▸ MATERIAL TO PROCESS
------------
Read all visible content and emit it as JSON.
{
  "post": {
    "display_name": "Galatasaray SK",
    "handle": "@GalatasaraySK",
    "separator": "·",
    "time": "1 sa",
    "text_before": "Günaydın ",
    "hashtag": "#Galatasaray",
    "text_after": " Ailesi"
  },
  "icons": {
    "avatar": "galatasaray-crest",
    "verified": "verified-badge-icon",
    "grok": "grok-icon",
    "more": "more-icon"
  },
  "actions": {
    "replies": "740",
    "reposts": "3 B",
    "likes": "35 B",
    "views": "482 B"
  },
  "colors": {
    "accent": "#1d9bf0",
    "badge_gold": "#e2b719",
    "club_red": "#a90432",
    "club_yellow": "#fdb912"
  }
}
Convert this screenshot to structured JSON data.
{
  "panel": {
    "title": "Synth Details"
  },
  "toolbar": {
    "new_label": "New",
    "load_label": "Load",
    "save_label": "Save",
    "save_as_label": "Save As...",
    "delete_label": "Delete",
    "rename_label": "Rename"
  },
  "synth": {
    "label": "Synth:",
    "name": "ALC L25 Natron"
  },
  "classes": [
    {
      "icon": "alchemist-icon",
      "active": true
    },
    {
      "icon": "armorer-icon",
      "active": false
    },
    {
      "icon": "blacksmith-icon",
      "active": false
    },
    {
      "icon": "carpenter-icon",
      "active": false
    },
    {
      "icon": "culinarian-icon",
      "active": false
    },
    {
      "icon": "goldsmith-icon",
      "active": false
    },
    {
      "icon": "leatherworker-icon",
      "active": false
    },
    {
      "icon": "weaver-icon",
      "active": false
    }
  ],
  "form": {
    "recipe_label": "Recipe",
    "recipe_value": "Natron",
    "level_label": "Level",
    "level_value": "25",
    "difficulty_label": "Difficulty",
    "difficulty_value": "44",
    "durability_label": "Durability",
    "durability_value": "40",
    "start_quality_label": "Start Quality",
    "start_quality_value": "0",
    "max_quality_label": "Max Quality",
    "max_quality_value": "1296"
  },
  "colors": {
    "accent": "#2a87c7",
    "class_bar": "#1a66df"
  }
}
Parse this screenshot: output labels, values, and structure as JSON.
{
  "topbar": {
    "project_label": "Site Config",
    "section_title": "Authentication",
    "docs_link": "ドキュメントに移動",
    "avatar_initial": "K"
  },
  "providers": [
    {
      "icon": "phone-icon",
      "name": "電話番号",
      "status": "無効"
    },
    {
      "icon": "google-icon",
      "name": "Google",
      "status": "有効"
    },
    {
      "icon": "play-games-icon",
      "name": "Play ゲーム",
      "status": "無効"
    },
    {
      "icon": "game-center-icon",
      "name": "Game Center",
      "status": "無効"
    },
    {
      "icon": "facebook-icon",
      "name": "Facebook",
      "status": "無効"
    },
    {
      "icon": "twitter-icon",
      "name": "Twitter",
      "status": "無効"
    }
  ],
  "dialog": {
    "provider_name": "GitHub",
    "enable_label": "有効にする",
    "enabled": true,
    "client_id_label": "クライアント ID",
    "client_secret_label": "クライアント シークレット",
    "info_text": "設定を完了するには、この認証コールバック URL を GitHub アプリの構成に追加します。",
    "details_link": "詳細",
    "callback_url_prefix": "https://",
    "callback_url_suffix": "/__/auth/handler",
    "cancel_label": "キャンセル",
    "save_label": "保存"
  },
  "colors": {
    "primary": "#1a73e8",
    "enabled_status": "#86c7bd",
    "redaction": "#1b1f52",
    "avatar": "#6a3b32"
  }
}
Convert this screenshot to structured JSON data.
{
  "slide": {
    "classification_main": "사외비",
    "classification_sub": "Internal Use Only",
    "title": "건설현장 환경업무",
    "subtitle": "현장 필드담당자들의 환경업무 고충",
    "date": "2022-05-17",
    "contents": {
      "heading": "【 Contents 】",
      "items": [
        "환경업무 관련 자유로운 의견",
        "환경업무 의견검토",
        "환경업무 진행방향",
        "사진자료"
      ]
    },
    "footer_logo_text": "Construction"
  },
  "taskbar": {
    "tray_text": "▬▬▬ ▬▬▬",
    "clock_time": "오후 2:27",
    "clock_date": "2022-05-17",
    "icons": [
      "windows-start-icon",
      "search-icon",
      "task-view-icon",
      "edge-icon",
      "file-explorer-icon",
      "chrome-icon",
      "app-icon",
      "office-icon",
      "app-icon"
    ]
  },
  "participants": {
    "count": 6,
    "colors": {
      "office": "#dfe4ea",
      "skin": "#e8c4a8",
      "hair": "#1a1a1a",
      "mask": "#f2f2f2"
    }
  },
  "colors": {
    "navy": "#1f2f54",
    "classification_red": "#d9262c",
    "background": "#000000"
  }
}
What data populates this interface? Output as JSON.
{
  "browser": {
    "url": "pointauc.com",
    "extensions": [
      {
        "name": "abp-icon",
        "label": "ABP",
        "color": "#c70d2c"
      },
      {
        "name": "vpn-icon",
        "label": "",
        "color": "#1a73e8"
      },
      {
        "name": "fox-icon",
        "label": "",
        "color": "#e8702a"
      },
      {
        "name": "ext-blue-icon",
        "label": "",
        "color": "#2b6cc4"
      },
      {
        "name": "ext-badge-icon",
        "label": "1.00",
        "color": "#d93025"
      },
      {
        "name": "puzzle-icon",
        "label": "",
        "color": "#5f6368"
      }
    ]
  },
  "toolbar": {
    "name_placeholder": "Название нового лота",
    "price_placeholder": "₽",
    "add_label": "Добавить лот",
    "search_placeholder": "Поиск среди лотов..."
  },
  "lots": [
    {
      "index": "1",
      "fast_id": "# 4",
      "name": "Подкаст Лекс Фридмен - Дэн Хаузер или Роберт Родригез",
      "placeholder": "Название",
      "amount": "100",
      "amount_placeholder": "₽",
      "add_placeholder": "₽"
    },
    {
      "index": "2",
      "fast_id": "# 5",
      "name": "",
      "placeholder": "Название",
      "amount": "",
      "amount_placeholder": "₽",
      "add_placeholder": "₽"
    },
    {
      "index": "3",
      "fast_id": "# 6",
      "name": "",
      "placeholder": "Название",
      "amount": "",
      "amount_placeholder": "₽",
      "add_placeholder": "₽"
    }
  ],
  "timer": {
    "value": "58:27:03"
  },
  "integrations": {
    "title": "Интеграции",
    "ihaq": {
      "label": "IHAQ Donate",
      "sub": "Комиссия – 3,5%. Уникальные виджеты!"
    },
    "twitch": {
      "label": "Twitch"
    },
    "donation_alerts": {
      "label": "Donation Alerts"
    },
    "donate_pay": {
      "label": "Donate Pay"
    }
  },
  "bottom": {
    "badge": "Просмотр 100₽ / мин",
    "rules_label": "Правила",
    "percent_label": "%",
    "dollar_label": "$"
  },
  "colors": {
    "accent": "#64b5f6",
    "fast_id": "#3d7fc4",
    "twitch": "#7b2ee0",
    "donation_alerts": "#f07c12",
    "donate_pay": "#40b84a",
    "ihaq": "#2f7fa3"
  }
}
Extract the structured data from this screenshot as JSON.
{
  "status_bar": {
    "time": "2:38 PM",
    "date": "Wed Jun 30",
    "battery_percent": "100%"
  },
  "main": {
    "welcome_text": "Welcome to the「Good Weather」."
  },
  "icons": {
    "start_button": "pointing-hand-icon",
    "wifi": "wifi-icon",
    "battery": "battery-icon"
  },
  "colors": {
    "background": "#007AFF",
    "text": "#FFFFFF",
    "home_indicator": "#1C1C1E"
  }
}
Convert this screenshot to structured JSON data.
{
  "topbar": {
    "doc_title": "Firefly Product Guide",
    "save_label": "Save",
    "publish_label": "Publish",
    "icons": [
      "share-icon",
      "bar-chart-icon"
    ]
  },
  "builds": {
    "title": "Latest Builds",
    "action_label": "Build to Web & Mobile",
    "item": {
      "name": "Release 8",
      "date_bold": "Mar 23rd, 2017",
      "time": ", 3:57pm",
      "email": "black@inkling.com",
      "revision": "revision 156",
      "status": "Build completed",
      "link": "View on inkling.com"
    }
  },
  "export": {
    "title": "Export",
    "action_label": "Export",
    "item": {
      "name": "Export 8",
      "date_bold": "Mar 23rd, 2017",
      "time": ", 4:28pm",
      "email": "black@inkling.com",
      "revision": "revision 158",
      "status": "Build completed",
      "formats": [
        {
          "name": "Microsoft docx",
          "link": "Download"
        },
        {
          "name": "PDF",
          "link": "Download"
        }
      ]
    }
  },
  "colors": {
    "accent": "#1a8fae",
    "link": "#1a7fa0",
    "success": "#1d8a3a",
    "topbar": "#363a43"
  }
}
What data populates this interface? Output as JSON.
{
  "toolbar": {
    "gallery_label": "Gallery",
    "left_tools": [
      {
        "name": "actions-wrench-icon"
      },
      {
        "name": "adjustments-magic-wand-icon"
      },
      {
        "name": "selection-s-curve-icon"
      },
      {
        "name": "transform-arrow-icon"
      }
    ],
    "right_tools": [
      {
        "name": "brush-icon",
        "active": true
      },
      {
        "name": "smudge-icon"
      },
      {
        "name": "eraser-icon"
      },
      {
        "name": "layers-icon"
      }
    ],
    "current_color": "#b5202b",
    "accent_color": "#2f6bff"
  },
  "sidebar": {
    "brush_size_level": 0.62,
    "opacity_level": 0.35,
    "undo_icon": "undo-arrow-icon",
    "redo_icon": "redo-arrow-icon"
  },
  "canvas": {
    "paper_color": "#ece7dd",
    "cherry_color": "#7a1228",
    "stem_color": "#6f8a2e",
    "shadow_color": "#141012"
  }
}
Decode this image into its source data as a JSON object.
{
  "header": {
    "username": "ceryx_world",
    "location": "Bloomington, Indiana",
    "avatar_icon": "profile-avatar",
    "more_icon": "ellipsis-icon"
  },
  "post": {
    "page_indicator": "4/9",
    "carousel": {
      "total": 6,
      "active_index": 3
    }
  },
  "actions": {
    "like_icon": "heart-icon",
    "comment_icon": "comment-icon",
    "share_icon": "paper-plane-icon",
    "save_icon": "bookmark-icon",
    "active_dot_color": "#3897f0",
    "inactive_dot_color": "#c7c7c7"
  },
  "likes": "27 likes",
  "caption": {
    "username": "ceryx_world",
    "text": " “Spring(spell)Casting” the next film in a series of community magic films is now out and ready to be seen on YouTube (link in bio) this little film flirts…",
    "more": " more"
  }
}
------------
▸ EXERCISE
Repeat, with no changes, each line from the one with "Decode this image" to the end of the listing, including both ends and nothing else.

▸ ANSWER FOR THE TASK
Decode this image into its source data as a JSON object.
{
  "header": {
    "username": "ceryx_world",
    "location": "Bloomington, Indiana",
    "avatar_icon": "profile-avatar",
    "more_icon": "ellipsis-icon"
  },
  "post": {
    "page_indicator": "4/9",
    "carousel": {
      "total": 6,
      "active_index": 3
    }
  },
  "actions": {
    "like_icon": "heart-icon",
    "comment_icon": "comment-icon",
    "share_icon": "paper-plane-icon",
    "save_icon": "bookmark-icon",
    "active_dot_color": "#3897f0",
    "inactive_dot_color": "#c7c7c7"
  },
  "likes": "27 likes",
  "caption": {
    "username": "ceryx_world",
    "text": " “Spring(spell)Casting” the next film in a series of community magic films is now out and ready to be seen on YouTube (link in bio) this little film flirts…",
    "more": " more"
  }
}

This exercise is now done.